▸ The exercise
Extract from the listing each line in which the word "department" appears.

▸ Extracted data
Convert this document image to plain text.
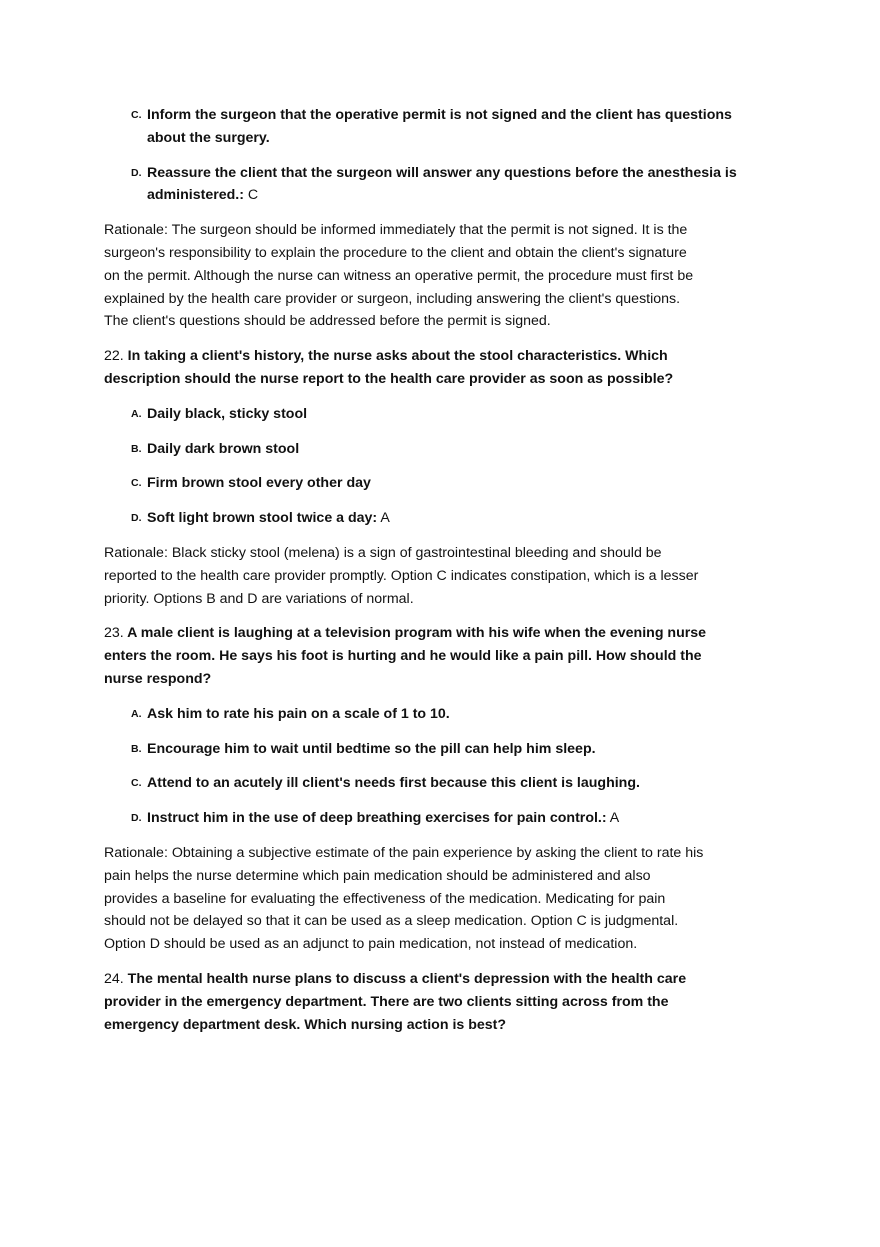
C. Inform the surgeon that the operative permit is not signed and the client has questions
about the surgery.
D. Reassure the client that the surgeon will answer any questions before the anesthesia is
administered.: C
Rationale: The surgeon should be informed immediately that the permit is not signed. It is the
surgeon's responsibility to explain the procedure to the client and obtain the client's signature
on the permit. Although the nurse can witness an operative permit, the procedure must first be
explained by the health care provider or surgeon, including answering the client's questions.
The client's questions should be addressed before the permit is signed.
22. In taking a client's history, the nurse asks about the stool characteristics. Which
description should the nurse report to the health care provider as soon as possible?
A. Daily black, sticky stool
B. Daily dark brown stool
C. Firm brown stool every other day
D. Soft light brown stool twice a day: A
Rationale: Black sticky stool (melena) is a sign of gastrointestinal bleeding and should be
reported to the health care provider promptly. Option C indicates constipation, which is a lesser
priority. Options B and D are variations of normal.
23. A male client is laughing at a television program with his wife when the evening nurse
enters the room. He says his foot is hurting and he would like a pain pill. How should the
nurse respond?
A. Ask him to rate his pain on a scale of 1 to 10.
B. Encourage him to wait until bedtime so the pill can help him sleep.
C. Attend to an acutely ill client's needs first because this client is laughing.
D. Instruct him in the use of deep breathing exercises for pain control.: A
Rationale: Obtaining a subjective estimate of the pain experience by asking the client to rate his
pain helps the nurse determine which pain medication should be administered and also
provides a baseline for evaluating the effectiveness of the medication. Medicating for pain
should not be delayed so that it can be used as a sleep medication. Option C is judgmental.
Option D should be used as an adjunct to pain medication, not instead of medication.
24. The mental health nurse plans to discuss a client's depression with the health care
provider in the emergency department. There are two clients sitting across from the
emergency department desk. Which nursing action is best?
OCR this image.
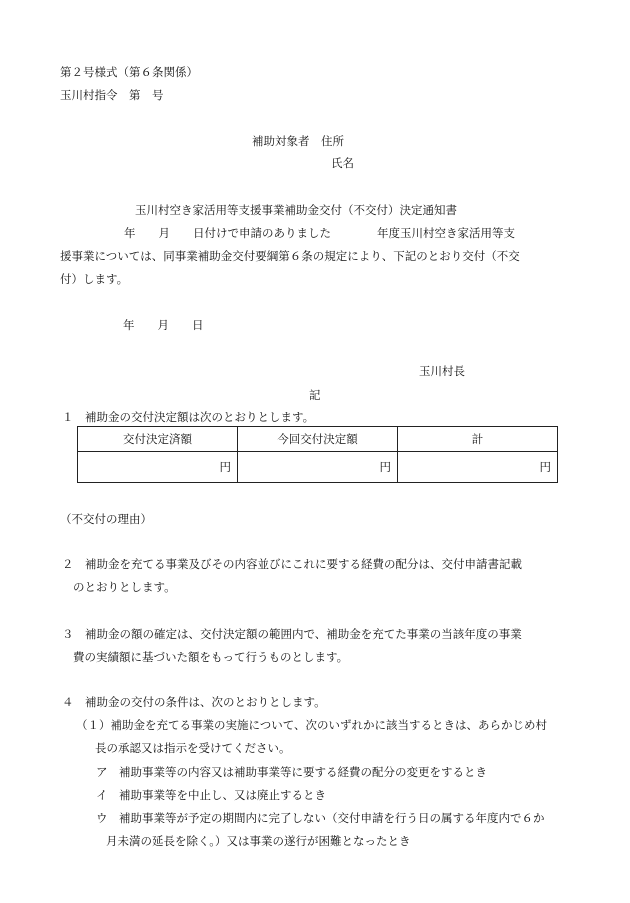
第２号様式（第６条関係）
玉川村指令　第　号
補助対象者　住所
氏名
玉川村空き家活用等支援事業補助金交付（不交付）決定通知書
年　　月　　日付けで申請のありました　　　　年度玉川村空き家活用等支
援事業については、同事業補助金交付要綱第６条の規定により、下記のとおり交付（不交
付）します。
年　　月　　日
玉川村長
記
１　補助金の交付決定額は次のとおりとします。
交付決定済額	今回交付決定額	計
円	円	円
（不交付の理由）
２　補助金を充てる事業及びその内容並びにこれに要する経費の配分は、交付申請書記載
のとおりとします。
３　補助金の額の確定は、交付決定額の範囲内で、補助金を充てた事業の当該年度の事業
費の実績額に基づいた額をもって行うものとします。
４　補助金の交付の条件は、次のとおりとします。
（１）補助金を充てる事業の実施について、次のいずれかに該当するときは、あらかじめ村
長の承認又は指示を受けてください。
ア　補助事業等の内容又は補助事業等に要する経費の配分の変更をするとき
イ　補助事業等を中止し、又は廃止するとき
ウ　補助事業等が予定の期間内に完了しない（交付申請を行う日の属する年度内で６か
月未満の延長を除く。）又は事業の遂行が困難となったとき
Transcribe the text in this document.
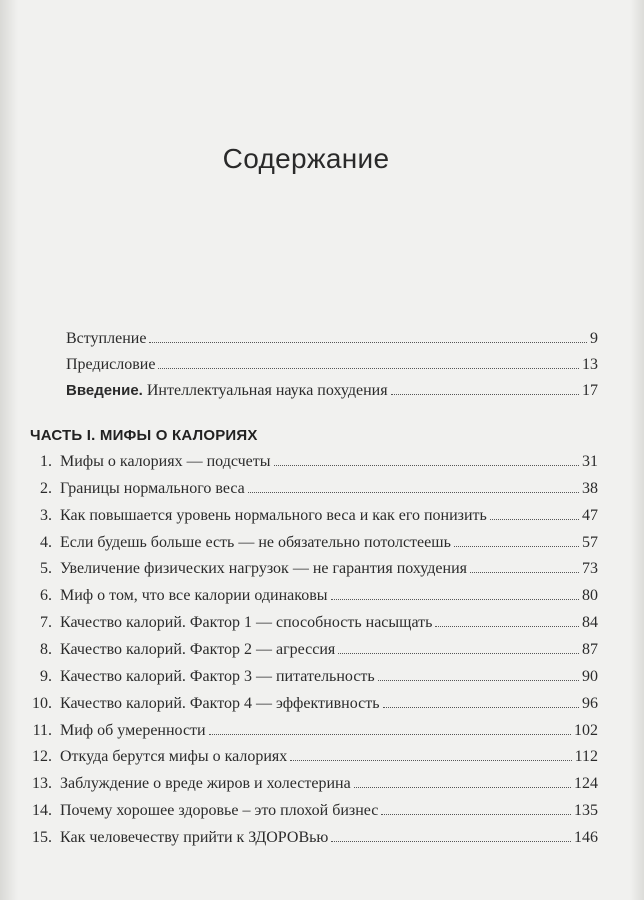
Содержание
Вступление	9
Предисловие	13
Введение. Интеллектуальная наука похудения	17
ЧАСТЬ I. МИФЫ О КАЛОРИЯХ
1. Мифы о калориях — подсчеты	31
2. Границы нормального веса	38
3. Как повышается уровень нормального веса и как его понизить	47
4. Если будешь больше есть — не обязательно потолстеешь	57
5. Увеличение физических нагрузок — не гарантия похудения	73
6. Миф о том, что все калории одинаковы	80
7. Качество калорий. Фактор 1 — способность насыщать	84
8. Качество калорий. Фактор 2 — агрессия	87
9. Качество калорий. Фактор 3 — питательность	90
10. Качество калорий. Фактор 4 — эффективность	96
11. Миф об умеренности	102
12. Откуда берутся мифы о калориях	112
13. Заблуждение о вреде жиров и холестерина	124
14. Почему хорошее здоровье – это плохой бизнес	135
15. Как человечеству прийти к ЗДОРОВью	146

▸ Written reply
provider in the emergency department. There are two clients sitting across from the
emergency department desk. Which nursing action is best?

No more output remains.